TASKS TO COMPLETE:
1: List the diseases that the passage on climate change and health says are carried by mosquitoes whose range is spreading.
2: In the passage on climate change and health, how many more people experienced a heat wave in 2016 than in 2000?
3: From the passage on climate change and health, print the words starting with "You’re like, old" and going on through "affects public health.".

PASSAGE:
+ + + + +
Fewer than half of Americans think climate change is a right-here, right-now problem. So it’s critical that a new report on the impact of climate change is about the present as much as the future. The topline results: 157 million more people experienced a heat wave in 2016 than in 2000—12.3 million Americans. That heat and the injuries that can come from it cost the world 153 billion hours of labor—1.1 billion in the US. The geographic range of the mosquitoes that carry dengue fever, Zika, malaria, and chikungunya is spreading. So is the range of the bacterium that causes cholera. Global crop yield is going down.
You’re like, old news! But you might be thinking of last week’s apocalyptic climate-is-broken report. That was volume 2 of the fourth National Climate Assessment. Today’s red alert is the 2018 Lancet Countdown, a British medical journal’s annual accounting of how climate change affects public health.
+ + + + +
RAW DATA:
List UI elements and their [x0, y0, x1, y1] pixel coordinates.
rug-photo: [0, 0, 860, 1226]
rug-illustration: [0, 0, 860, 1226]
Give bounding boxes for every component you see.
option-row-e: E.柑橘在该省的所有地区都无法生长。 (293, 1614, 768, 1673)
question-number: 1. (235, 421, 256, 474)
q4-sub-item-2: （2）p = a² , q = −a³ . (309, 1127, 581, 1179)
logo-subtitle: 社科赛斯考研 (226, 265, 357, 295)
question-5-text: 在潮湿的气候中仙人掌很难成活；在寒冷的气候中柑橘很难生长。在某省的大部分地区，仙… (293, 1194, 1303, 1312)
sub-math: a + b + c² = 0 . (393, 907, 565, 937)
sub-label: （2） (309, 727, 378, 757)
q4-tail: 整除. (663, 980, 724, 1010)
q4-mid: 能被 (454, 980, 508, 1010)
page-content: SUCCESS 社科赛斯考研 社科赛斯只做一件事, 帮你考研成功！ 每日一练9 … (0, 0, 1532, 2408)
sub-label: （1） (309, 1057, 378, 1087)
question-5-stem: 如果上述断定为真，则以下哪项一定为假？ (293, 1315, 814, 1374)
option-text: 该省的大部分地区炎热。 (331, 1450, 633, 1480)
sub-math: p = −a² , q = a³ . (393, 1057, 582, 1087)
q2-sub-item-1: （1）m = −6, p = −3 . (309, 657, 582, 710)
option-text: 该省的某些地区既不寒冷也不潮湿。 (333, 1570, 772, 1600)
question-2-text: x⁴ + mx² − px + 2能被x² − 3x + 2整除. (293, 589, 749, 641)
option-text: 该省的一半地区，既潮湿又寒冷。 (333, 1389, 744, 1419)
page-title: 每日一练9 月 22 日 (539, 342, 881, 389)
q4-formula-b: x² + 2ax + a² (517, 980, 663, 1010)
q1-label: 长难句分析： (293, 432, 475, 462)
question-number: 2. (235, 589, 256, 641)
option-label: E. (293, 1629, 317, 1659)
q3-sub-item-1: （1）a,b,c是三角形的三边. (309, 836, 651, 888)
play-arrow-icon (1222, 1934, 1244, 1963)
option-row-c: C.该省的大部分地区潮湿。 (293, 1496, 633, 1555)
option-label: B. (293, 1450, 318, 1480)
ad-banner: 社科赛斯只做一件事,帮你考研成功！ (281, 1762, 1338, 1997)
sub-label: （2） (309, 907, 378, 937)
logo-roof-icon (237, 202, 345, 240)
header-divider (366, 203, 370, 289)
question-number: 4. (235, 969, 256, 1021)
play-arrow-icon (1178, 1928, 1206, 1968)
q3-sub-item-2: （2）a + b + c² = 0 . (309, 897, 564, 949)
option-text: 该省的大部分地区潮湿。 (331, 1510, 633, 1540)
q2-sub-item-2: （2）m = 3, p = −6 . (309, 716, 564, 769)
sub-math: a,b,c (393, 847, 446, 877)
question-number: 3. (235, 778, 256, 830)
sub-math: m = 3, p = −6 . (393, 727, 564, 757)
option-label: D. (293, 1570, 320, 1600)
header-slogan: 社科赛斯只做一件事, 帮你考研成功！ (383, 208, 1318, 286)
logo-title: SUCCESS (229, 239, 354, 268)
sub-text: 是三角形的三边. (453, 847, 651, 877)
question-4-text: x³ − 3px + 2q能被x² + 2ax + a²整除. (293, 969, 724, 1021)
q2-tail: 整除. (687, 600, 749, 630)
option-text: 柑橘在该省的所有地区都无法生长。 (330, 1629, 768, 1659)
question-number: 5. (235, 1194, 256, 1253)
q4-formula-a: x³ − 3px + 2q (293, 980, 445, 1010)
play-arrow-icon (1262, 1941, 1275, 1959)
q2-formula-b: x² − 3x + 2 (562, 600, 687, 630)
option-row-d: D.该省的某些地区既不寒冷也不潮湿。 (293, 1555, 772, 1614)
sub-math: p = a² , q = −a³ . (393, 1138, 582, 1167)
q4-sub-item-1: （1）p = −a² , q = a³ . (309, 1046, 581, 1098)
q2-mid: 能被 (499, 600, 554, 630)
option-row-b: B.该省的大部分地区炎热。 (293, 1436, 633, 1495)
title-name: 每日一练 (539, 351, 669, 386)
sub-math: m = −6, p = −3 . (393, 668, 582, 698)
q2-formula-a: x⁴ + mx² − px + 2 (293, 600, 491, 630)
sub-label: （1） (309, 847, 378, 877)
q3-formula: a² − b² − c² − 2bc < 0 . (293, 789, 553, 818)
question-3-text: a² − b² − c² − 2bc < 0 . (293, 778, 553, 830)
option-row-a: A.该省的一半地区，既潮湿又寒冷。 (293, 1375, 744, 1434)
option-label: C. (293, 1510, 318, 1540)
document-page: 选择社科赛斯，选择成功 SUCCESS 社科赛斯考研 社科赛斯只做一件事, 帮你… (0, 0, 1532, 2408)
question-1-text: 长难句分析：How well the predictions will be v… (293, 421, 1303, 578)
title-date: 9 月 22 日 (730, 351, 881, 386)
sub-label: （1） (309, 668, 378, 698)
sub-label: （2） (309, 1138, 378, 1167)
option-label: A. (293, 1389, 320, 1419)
+ + + + +
LIST OF SOLUTIONS:
1: dengue fever, Zika, malaria, chikungunya

2: 157 million more people

3:
You’re like, old news! But you might be thinking of last week’s apocalyptic climate-is-broken report. That was volume 2 of the fourth National Climate Assessment. Today’s red alert is the 2018 Lancet Countdown, a British medical journal’s annual accounting of how climate change affects public health.